+++ Texto extraído

En De Caligari a Hitler, libro que sirve de referencia para Parpadeo (Pálido Fuego; traducción de José Luis Amores), Siegfried Kracauer elaboraba la teoría de cómo las películas expresionistas, previas al ascenso del nazismo, habían afectado psicológicamente a los alemanes. Todas estas ideas sobre la manipulación de imágenes, el montaje de películas, los fotogramas introducidos bajo cuerda para alterar la psique, los filmes malditos por su sobrecarga de escenas crudas o insoportables, la búsqueda de rollos perdidos en los almacenes de los grandes estudios o en los armarios de los coleccionistas extravagantes, conforman el caldo de cultivo de esta novela voluminosa, fascinante, adictiva, absorbente, que va calando en nuestra cabeza igual que esos fotogramas camuflados en el metraje, y que nos obliga a indagar en nuestra memoria cinéfila para revisar si es cierto aquello que cuentan los personajes o si sólo son detalles inventados que el autor va enlazando para embaucarnos (pero se trata del bendito engaño de la ficción).

++++++
+++ Entradas registradas

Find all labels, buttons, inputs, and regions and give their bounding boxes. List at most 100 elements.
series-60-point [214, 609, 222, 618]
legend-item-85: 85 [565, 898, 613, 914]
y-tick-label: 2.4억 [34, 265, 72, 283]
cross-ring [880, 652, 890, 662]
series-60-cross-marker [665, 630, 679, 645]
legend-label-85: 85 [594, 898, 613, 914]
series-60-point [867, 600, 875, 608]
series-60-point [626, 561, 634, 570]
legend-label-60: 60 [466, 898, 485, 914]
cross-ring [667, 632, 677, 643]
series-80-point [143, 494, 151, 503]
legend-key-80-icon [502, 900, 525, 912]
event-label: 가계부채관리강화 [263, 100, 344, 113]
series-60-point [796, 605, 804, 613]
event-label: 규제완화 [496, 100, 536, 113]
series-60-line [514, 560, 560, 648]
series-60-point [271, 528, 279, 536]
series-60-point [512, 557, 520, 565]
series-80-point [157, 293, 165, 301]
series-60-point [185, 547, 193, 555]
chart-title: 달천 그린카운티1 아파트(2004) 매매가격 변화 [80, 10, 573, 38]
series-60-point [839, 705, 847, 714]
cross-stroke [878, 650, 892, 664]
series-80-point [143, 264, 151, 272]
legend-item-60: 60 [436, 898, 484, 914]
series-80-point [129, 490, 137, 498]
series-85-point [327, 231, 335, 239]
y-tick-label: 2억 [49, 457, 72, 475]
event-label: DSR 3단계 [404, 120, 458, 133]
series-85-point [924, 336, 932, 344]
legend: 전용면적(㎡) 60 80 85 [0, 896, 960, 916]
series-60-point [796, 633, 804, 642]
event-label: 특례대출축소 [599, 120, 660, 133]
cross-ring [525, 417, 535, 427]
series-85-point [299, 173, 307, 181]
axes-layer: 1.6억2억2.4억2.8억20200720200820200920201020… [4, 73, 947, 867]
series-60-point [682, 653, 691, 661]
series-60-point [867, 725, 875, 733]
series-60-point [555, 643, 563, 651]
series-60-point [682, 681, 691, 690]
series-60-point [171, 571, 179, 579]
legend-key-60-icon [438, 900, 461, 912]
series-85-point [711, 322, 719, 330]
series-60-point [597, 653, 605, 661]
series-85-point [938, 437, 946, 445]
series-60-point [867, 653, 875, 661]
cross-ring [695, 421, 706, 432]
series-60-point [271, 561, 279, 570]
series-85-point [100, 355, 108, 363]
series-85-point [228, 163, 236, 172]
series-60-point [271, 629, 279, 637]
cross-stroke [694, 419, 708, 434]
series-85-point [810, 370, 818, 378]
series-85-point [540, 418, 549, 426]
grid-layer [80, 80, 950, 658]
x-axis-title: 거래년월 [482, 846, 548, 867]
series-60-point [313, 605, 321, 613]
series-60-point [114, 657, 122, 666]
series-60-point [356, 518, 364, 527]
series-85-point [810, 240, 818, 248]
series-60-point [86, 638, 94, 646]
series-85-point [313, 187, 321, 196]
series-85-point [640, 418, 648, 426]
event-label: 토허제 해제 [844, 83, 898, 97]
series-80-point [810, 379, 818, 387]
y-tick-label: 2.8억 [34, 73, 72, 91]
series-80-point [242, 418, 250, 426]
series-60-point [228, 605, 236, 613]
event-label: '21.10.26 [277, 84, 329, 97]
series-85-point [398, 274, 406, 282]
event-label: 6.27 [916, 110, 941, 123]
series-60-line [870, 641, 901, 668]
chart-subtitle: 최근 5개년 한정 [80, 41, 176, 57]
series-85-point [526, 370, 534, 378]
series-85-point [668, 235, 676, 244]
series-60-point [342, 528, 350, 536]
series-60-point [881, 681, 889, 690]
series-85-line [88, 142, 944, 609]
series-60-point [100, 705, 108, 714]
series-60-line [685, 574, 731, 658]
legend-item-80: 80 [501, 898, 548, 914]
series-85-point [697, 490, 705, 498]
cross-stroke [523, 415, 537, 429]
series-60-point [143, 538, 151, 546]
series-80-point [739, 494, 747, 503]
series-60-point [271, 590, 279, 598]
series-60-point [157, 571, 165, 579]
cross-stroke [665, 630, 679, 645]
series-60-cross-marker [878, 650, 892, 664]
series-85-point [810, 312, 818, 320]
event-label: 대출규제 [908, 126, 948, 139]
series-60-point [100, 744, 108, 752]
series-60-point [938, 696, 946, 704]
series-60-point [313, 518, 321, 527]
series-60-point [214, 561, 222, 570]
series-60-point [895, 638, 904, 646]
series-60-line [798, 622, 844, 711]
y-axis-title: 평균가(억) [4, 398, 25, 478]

++++++

Tareas propuestas ::
1 - Responde estas preguntas sobre el texto acerca de Parpadeo:
(a) ¿Qué libro sirve de referencia para Parpadeo?
(b) ¿Qué nombre aparece junto a "traducción de"?
(c) Según la teoría de Kracauer, ¿qué películas habían afectado psicológicamente a los alemanes?
2 - Indica si cada afirmación coincide con el texto acerca de Parpadeo y cita las palabras que lo deciden:
(a) Kracauer elaboraba su teoría en De Caligari a Hitler.
(b) El texto presenta Parpadeo como una novela breve.
(c) Según el texto, los rollos perdidos se buscan únicamente en los grandes estudios.
3 - Continúa el texto acerca de Parpadeo a partir de su última oración.
Las entradas constituyen un material aparte, sin relación con el texto.

Soluciones ::
1 -
(a) De Caligari a Hitler.
(b) José Luis Amores.
(c) Las películas expresionistas, previas al ascenso del nazismo.

2 -
(a) Sí: "En De Caligari a Hitler, libro que sirve de referencia para Parpadeo (Pálido Fuego; traducción de José Luis Amores), Siegfried Kracauer elaboraba la teoría".
(b) No: "esta novela voluminosa, fascinante, adictiva, absorbente".
(c) No: "en los almacenes de los grandes estudios o en los armarios de los coleccionistas extravagantes".

3 -
 

Theodore Roszak (1933 – 2011) construyó una novela con hechuras de best-seller, en la más pura tradición de algunos grandes del género, pero escrita con una prosa poderosísima y una erudición que apabulla, un poco al estilo de El manuscrito de Dante, ese novelón para cultos que se marcó Nick Tosches hace años y que, me temo, en España pocos han leído.

 

En Parpadeo hay un narrador llamado Jonathan Gates que aprende los rudimentos del cine y del sexo (a menudo al mismo tiempo, es decir, en la cama) mientras trabaja en el Classic, una sala prácticamente ubicada en las catacumbas de Los Ángeles, donde sus responsables tratan de culturizar a los espectadores proyectando filmes de todo tipo, tanto las rarezas de culto como los clásicos europeos o los largometrajes de entretenimiento que los años y los críticos han reivindicado.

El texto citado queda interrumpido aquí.